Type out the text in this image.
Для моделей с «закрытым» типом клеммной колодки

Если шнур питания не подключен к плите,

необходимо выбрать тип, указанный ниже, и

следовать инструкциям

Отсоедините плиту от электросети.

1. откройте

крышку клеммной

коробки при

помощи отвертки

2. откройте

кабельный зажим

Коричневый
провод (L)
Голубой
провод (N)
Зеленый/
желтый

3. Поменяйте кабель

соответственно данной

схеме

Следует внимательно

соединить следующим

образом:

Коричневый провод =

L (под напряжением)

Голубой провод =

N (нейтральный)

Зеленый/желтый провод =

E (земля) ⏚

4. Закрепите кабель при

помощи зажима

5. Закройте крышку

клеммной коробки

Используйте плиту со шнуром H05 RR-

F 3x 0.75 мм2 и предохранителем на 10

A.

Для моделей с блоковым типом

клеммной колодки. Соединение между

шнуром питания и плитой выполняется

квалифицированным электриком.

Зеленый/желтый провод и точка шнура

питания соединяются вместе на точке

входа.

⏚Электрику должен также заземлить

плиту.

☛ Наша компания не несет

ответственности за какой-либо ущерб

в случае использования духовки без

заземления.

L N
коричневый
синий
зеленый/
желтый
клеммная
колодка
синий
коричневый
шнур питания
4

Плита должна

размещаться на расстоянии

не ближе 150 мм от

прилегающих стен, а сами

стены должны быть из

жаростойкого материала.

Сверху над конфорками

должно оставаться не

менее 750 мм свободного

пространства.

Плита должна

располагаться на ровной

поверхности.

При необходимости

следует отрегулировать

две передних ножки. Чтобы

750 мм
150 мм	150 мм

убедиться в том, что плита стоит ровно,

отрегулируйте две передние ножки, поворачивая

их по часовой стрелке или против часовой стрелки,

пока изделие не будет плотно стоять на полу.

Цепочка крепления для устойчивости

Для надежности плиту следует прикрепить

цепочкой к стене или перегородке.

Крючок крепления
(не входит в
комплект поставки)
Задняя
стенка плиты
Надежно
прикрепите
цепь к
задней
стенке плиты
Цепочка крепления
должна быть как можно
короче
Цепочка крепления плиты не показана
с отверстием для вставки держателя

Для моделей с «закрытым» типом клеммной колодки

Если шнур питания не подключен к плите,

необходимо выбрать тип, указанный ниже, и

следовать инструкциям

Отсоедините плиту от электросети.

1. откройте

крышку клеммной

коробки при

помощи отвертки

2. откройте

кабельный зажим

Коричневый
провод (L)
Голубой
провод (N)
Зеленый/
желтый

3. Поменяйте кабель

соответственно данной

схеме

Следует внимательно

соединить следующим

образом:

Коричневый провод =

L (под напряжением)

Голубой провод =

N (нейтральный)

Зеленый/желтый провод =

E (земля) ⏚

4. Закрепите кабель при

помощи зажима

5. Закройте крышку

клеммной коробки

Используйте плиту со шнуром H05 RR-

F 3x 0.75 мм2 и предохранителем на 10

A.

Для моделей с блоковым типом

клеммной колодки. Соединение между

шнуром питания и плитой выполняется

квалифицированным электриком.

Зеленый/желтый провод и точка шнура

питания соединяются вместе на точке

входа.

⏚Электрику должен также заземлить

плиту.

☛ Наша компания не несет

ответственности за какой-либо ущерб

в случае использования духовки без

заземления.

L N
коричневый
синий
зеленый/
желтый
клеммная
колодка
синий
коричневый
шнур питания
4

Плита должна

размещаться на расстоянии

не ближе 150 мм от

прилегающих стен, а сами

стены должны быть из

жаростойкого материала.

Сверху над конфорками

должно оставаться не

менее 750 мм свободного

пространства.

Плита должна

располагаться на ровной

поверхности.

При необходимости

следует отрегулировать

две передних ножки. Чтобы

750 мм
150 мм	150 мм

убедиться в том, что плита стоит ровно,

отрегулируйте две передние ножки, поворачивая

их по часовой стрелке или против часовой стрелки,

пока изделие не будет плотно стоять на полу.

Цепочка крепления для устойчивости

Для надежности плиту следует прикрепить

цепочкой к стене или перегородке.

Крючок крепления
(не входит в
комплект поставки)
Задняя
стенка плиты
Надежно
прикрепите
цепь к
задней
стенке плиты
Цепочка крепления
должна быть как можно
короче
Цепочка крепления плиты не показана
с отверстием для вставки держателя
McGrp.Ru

### EXERCISE DESCRIPTION
Output all preceding records character for character.

### RESULT
Type out the text in this image.
Для моделей с «закрытым» типом клеммной колодки

Если шнур питания не подключен к плите,

необходимо выбрать тип, указанный ниже, и

следовать инструкциям

Отсоедините плиту от электросети.

1. откройте

крышку клеммной

коробки при

помощи отвертки

2. откройте

кабельный зажим

Коричневый
провод (L)
Голубой
провод (N)
Зеленый/
желтый

3. Поменяйте кабель

соответственно данной

схеме

Следует внимательно

соединить следующим

образом:

Коричневый провод =

L (под напряжением)

Голубой провод =

N (нейтральный)

Зеленый/желтый провод =

E (земля) ⏚

4. Закрепите кабель при

помощи зажима

5. Закройте крышку

клеммной коробки

Используйте плиту со шнуром H05 RR-

F 3x 0.75 мм2 и предохранителем на 10

A.

Для моделей с блоковым типом

клеммной колодки. Соединение между

шнуром питания и плитой выполняется

квалифицированным электриком.

Зеленый/желтый провод и точка шнура

питания соединяются вместе на точке

входа.

⏚Электрику должен также заземлить

плиту.

☛ Наша компания не несет

ответственности за какой-либо ущерб

в случае использования духовки без

заземления.

L N
коричневый
синий
зеленый/
желтый
клеммная
колодка
синий
коричневый
шнур питания
4

Плита должна

размещаться на расстоянии

не ближе 150 мм от

прилегающих стен, а сами

стены должны быть из

жаростойкого материала.

Сверху над конфорками

должно оставаться не

менее 750 мм свободного

пространства.

Плита должна

располагаться на ровной

поверхности.

При необходимости

следует отрегулировать

две передних ножки. Чтобы

750 мм
150 мм	150 мм

убедиться в том, что плита стоит ровно,

отрегулируйте две передние ножки, поворачивая

их по часовой стрелке или против часовой стрелки,

пока изделие не будет плотно стоять на полу.

Цепочка крепления для устойчивости

Для надежности плиту следует прикрепить

цепочкой к стене или перегородке.

Крючок крепления
(не входит в
комплект поставки)
Задняя
стенка плиты
Надежно
прикрепите
цепь к
задней
стенке плиты
Цепочка крепления
должна быть как можно
короче
Цепочка крепления плиты не показана
с отверстием для вставки держателя

Для моделей с «закрытым» типом клеммной колодки

Если шнур питания не подключен к плите,

необходимо выбрать тип, указанный ниже, и

следовать инструкциям

Отсоедините плиту от электросети.

1. откройте

крышку клеммной

коробки при

помощи отвертки

2. откройте

кабельный зажим

Коричневый
провод (L)
Голубой
провод (N)
Зеленый/
желтый

3. Поменяйте кабель

соответственно данной

схеме

Следует внимательно

соединить следующим

образом:

Коричневый провод =

L (под напряжением)

Голубой провод =

N (нейтральный)

Зеленый/желтый провод =

E (земля) ⏚

4. Закрепите кабель при

помощи зажима

5. Закройте крышку

клеммной коробки

Используйте плиту со шнуром H05 RR-

F 3x 0.75 мм2 и предохранителем на 10

A.

Для моделей с блоковым типом

клеммной колодки. Соединение между

шнуром питания и плитой выполняется

квалифицированным электриком.

Зеленый/желтый провод и точка шнура

питания соединяются вместе на точке

входа.

⏚Электрику должен также заземлить

плиту.

☛ Наша компания не несет

ответственности за какой-либо ущерб

в случае использования духовки без

заземления.

L N
коричневый
синий
зеленый/
желтый
клеммная
колодка
синий
коричневый
шнур питания
4

Плита должна

размещаться на расстоянии

не ближе 150 мм от

прилегающих стен, а сами

стены должны быть из

жаростойкого материала.

Сверху над конфорками

должно оставаться не

менее 750 мм свободного

пространства.

Плита должна

располагаться на ровной

поверхности.

При необходимости

следует отрегулировать

две передних ножки. Чтобы

750 мм
150 мм	150 мм

убедиться в том, что плита стоит ровно,

отрегулируйте две передние ножки, поворачивая

их по часовой стрелке или против часовой стрелки,

пока изделие не будет плотно стоять на полу.

Цепочка крепления для устойчивости

Для надежности плиту следует прикрепить

цепочкой к стене или перегородке.

Крючок крепления
(не входит в
комплект поставки)
Задняя
стенка плиты
Надежно
прикрепите
цепь к
задней
стенке плиты
Цепочка крепления
должна быть как можно
короче
Цепочка крепления плиты не показана
с отверстием для вставки держателя
McGrp.Ru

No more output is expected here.